··· PROVIDED MATERIAL
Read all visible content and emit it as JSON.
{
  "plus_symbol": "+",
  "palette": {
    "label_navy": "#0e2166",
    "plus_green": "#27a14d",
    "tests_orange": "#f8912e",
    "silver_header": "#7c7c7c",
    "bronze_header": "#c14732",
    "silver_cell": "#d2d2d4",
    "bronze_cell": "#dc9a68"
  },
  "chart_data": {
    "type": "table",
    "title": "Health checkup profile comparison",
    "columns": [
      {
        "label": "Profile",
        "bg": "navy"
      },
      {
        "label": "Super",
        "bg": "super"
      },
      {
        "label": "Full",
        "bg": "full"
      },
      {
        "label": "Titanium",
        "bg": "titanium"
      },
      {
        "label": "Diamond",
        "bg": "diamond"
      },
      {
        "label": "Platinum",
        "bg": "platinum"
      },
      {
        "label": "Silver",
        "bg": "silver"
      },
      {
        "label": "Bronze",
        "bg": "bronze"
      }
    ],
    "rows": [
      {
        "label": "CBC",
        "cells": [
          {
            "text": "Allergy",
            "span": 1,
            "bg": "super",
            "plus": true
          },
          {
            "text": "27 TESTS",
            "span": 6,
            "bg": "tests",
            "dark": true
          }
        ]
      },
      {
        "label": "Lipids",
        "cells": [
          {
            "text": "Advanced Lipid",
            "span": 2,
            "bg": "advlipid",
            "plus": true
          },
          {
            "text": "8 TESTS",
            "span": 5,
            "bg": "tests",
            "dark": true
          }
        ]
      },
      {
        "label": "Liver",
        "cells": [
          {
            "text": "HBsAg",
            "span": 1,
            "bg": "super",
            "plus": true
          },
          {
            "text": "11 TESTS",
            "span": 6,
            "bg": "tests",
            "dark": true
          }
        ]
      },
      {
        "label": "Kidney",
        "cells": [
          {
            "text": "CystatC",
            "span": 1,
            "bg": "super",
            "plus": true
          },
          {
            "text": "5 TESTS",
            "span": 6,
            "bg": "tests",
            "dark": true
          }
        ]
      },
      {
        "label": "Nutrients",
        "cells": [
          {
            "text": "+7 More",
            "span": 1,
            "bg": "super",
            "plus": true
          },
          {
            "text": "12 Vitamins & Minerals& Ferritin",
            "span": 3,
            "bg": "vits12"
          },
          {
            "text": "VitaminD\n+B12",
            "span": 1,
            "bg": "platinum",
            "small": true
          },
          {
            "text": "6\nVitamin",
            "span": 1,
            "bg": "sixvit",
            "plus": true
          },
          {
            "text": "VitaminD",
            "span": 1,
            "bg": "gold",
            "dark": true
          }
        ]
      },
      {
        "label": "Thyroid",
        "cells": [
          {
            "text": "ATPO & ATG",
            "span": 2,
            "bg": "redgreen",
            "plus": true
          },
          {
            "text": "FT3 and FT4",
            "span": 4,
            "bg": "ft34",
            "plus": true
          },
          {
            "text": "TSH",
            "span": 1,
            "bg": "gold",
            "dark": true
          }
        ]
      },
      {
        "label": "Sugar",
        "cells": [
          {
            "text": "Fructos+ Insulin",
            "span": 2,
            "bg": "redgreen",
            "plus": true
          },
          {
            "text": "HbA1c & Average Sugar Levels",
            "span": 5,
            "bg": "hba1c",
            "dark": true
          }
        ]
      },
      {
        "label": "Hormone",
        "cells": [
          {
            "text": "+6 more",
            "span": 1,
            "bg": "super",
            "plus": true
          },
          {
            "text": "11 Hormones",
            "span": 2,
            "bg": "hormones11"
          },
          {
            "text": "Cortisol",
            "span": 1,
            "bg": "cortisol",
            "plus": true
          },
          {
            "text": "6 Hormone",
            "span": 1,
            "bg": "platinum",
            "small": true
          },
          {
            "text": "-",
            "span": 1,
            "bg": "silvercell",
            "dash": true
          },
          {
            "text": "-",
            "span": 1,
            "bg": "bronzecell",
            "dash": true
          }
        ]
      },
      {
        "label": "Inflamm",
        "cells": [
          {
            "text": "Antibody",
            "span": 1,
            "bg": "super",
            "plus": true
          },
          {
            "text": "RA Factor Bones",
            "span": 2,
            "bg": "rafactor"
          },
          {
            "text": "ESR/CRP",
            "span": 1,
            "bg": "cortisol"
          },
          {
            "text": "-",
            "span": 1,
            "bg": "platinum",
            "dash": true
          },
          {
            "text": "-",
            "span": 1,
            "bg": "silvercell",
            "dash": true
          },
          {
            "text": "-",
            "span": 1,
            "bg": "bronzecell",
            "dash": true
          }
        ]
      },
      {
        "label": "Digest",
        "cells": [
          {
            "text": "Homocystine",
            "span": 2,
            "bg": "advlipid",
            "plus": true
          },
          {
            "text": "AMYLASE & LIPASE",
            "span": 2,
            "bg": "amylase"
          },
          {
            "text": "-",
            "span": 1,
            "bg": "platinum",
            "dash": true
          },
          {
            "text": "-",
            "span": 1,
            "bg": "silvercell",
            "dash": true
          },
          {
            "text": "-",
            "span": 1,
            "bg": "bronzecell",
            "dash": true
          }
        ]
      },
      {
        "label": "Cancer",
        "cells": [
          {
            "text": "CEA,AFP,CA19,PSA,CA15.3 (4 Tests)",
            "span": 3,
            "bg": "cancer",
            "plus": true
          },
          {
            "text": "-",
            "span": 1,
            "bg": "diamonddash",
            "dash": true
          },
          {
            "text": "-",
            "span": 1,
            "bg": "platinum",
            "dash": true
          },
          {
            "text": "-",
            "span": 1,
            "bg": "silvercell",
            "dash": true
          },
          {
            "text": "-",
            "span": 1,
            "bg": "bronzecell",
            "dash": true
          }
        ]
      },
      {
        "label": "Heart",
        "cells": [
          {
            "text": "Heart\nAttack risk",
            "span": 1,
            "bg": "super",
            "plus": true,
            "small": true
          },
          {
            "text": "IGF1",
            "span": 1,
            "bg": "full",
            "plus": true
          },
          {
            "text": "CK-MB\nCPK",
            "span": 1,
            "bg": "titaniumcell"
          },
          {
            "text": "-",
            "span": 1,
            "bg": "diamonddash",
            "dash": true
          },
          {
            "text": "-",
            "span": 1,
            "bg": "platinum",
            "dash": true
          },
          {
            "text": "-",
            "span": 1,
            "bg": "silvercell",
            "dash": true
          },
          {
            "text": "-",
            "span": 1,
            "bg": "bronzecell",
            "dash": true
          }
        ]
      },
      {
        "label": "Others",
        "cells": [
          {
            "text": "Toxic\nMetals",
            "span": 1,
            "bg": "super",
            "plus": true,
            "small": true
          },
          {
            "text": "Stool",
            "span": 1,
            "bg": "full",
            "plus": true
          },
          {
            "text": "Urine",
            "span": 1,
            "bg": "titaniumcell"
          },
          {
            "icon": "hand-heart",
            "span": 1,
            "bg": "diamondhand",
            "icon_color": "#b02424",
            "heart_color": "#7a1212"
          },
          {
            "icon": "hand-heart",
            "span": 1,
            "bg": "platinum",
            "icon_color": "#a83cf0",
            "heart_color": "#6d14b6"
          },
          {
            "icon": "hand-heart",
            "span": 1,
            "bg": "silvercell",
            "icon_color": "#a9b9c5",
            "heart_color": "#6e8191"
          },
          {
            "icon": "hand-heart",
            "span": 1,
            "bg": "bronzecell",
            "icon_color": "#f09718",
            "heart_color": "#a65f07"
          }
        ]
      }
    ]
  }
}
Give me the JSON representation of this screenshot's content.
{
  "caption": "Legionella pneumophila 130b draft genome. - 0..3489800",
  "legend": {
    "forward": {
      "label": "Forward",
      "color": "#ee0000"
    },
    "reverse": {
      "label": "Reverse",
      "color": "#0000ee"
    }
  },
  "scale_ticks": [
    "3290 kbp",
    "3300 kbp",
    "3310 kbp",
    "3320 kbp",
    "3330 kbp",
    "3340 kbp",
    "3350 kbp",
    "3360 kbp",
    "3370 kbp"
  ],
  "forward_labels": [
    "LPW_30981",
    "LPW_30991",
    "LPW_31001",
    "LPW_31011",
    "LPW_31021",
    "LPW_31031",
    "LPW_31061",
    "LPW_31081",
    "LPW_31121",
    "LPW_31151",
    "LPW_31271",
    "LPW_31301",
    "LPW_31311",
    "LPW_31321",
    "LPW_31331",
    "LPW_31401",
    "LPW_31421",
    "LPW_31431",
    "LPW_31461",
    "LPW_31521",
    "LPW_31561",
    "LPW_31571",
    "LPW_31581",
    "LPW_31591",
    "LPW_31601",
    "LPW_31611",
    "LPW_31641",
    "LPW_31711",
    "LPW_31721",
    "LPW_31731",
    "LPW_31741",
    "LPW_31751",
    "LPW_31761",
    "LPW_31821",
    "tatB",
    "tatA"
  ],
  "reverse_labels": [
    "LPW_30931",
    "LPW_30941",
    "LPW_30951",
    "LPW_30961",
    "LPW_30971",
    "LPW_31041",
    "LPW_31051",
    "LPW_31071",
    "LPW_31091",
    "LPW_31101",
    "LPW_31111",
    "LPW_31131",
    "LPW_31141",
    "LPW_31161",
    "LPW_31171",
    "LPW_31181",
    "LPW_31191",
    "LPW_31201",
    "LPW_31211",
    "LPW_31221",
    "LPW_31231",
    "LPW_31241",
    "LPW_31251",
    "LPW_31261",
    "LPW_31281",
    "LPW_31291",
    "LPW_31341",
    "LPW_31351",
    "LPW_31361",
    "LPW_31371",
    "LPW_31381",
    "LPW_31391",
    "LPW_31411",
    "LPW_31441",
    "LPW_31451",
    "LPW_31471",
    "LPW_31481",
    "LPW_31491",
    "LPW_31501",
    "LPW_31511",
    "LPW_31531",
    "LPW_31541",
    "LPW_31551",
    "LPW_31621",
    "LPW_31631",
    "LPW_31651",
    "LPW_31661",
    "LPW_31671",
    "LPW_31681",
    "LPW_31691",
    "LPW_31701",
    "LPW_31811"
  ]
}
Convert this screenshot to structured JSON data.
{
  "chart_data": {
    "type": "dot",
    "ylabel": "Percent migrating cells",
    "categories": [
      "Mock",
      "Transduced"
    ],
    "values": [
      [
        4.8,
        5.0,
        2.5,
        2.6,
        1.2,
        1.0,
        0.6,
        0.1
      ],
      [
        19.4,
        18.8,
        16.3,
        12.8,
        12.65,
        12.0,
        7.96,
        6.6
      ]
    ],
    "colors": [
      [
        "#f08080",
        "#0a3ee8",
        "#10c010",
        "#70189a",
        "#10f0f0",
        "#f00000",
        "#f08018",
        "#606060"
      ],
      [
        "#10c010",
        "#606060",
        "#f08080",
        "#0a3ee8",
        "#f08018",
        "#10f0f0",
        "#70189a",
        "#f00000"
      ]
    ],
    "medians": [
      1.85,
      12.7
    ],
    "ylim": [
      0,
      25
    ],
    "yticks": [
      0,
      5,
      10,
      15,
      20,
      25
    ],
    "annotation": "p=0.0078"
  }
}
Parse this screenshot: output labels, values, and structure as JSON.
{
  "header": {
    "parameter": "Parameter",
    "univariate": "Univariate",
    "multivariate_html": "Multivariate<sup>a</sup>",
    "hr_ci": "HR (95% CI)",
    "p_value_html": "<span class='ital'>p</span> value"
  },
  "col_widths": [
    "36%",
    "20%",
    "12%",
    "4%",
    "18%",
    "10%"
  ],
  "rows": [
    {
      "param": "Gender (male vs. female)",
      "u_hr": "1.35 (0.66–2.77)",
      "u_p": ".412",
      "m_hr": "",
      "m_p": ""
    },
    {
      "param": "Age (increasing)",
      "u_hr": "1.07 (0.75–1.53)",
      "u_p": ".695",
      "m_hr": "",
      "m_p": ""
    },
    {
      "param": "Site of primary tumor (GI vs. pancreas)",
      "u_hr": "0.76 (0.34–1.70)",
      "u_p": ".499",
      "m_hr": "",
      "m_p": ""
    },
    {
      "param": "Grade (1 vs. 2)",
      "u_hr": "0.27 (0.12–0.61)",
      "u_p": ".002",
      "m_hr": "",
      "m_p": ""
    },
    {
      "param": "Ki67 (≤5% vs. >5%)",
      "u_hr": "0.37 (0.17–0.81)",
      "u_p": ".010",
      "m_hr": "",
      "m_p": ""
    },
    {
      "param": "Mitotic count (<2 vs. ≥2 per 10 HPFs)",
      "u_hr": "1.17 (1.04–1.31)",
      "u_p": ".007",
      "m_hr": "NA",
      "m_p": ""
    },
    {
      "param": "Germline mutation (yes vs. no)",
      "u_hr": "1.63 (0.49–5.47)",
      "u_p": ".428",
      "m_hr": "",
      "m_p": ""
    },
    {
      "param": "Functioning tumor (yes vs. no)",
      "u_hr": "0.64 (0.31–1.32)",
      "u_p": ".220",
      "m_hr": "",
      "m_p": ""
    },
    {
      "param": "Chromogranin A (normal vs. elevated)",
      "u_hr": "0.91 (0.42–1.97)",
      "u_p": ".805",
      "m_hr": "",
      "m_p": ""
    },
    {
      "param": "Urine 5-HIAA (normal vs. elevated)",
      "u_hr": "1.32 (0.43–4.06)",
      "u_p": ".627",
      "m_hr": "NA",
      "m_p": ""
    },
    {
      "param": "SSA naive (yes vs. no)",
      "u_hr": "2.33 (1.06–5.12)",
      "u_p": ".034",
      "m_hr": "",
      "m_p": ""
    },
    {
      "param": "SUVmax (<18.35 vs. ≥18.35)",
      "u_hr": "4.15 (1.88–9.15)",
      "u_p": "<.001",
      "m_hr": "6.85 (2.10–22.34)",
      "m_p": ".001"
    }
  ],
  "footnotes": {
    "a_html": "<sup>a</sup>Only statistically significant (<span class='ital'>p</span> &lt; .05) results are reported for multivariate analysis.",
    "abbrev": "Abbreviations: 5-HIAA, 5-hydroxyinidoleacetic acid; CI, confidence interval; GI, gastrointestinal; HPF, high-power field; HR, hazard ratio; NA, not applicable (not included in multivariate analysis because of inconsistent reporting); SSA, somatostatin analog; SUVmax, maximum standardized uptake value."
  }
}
······
• [PROBLEM TO WORK ON]:
Where a line above holds the word "SUVmax", copy it.

• [ANSWER AREA]:
      "param": "SUVmax (<18.35 vs. ≥18.35)",
    "abbrev": "Abbreviations: 5-HIAA, 5-hydroxyinidoleacetic acid; CI, confidence interval; GI, gastrointestinal; HPF, high-power field; HR, hazard ratio; NA, not applicable (not included in multivariate analysis because of inconsistent reporting); SSA, somatostatin analog; SUVmax, maximum standardized uptake value."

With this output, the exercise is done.